#### DATA ENTRIES:
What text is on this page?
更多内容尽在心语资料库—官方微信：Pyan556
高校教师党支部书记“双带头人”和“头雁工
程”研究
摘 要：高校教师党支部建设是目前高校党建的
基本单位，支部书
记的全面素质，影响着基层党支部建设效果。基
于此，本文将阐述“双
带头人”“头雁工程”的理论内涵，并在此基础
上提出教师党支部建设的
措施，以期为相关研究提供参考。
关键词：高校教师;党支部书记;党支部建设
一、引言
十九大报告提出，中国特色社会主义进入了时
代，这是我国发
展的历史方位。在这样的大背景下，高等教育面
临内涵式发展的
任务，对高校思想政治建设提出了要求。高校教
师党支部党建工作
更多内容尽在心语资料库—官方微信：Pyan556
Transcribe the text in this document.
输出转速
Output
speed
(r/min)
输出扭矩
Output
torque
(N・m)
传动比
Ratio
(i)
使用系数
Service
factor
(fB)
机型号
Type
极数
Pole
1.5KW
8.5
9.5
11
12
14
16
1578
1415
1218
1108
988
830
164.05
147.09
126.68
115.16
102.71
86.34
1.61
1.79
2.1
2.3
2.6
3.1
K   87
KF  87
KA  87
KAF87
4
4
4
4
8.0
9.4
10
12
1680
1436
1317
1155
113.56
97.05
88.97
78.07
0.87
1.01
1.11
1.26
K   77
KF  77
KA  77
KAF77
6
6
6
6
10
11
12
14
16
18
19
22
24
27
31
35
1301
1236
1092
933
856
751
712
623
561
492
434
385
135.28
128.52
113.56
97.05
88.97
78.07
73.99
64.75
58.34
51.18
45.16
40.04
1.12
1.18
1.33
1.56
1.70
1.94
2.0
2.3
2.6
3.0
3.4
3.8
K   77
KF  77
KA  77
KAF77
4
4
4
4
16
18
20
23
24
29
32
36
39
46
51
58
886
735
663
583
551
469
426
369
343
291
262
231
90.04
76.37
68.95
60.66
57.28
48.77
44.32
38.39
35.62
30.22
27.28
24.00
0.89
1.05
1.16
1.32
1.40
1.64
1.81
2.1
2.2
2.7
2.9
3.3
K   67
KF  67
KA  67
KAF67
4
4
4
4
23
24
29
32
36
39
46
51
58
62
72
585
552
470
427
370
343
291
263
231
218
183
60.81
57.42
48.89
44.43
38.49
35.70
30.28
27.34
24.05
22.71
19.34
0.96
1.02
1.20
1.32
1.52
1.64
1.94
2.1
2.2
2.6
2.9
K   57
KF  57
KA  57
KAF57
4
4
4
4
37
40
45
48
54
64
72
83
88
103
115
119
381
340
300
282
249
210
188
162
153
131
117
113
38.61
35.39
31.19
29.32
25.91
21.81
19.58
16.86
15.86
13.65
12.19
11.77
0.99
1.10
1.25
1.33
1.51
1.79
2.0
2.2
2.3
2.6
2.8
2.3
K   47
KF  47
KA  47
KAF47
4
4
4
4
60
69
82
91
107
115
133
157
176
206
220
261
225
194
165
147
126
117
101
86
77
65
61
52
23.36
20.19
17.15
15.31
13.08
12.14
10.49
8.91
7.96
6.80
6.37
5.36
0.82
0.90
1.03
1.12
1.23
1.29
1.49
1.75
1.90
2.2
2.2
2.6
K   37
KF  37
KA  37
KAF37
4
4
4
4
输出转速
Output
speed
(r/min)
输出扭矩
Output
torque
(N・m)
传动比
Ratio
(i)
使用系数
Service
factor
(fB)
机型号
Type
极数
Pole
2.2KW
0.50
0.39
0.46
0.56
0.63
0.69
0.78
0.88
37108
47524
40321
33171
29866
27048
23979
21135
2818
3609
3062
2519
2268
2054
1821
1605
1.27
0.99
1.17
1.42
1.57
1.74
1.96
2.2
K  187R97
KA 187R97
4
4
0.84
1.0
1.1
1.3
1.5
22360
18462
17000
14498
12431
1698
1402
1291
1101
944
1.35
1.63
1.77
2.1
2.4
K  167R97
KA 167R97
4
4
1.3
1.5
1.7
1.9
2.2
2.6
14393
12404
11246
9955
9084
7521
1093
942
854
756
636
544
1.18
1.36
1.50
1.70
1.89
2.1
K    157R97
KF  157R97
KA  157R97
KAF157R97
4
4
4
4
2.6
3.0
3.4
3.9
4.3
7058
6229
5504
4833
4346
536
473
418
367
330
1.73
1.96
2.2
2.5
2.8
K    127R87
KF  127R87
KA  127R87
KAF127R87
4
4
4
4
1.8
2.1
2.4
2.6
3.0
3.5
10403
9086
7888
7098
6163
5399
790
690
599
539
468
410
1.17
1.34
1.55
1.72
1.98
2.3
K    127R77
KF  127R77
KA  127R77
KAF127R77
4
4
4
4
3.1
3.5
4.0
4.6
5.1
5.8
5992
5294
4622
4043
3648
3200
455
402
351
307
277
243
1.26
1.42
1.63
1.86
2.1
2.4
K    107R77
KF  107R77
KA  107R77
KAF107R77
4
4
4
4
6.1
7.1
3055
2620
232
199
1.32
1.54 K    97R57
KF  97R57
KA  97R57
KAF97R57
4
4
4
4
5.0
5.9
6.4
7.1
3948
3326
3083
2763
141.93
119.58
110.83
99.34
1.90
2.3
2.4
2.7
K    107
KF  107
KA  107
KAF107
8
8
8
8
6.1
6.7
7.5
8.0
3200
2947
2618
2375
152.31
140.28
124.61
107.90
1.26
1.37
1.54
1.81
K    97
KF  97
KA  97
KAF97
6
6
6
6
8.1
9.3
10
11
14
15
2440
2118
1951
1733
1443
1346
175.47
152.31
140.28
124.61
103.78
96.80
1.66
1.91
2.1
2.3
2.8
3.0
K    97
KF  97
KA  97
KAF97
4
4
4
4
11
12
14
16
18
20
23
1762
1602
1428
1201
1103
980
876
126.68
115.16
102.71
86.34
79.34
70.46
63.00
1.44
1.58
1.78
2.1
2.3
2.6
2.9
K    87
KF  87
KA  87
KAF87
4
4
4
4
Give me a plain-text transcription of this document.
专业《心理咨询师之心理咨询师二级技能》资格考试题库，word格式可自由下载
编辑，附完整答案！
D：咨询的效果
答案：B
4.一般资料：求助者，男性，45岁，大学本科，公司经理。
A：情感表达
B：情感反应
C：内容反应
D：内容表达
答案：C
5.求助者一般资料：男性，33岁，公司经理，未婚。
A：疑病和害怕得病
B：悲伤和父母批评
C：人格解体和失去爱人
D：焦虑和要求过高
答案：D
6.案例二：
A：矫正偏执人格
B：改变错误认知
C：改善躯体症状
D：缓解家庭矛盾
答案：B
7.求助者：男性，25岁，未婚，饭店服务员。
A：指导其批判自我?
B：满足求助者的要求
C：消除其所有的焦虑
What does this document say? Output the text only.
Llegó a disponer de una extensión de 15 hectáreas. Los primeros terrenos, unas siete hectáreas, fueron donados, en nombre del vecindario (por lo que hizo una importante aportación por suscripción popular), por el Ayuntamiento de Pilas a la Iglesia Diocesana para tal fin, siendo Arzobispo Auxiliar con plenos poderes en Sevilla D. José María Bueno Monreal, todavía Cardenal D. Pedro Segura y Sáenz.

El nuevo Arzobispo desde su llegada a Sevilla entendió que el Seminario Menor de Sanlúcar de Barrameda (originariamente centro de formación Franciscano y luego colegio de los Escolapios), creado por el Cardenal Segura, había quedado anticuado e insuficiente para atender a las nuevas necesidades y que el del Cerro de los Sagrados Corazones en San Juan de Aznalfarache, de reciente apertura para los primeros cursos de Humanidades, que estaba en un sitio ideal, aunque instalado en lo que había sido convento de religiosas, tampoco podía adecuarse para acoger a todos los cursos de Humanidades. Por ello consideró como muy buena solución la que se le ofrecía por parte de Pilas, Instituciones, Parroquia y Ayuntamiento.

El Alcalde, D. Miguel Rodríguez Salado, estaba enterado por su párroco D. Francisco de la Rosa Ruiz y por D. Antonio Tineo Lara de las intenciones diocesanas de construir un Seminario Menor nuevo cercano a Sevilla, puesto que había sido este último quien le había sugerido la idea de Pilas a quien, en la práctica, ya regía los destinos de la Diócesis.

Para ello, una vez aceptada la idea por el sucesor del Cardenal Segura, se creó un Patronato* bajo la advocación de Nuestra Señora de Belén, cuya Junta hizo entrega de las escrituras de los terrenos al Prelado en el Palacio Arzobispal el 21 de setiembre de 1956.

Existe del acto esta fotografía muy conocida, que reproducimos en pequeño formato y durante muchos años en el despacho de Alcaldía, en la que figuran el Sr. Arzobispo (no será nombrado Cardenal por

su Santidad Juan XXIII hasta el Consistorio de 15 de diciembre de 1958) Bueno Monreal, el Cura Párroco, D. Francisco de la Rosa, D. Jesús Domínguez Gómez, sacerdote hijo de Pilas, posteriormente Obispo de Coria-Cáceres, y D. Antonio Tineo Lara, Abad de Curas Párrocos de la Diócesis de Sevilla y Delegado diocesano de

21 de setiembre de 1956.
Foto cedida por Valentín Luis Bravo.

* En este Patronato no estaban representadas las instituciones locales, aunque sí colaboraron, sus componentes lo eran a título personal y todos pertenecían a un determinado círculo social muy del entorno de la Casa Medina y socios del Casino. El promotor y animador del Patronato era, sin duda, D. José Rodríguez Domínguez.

#### REQUEST:
Select the lines in this material that hold the word "What", leaving none out.

#### TASK RESULT:
What text is on this page?
What does this document say? Output the text only.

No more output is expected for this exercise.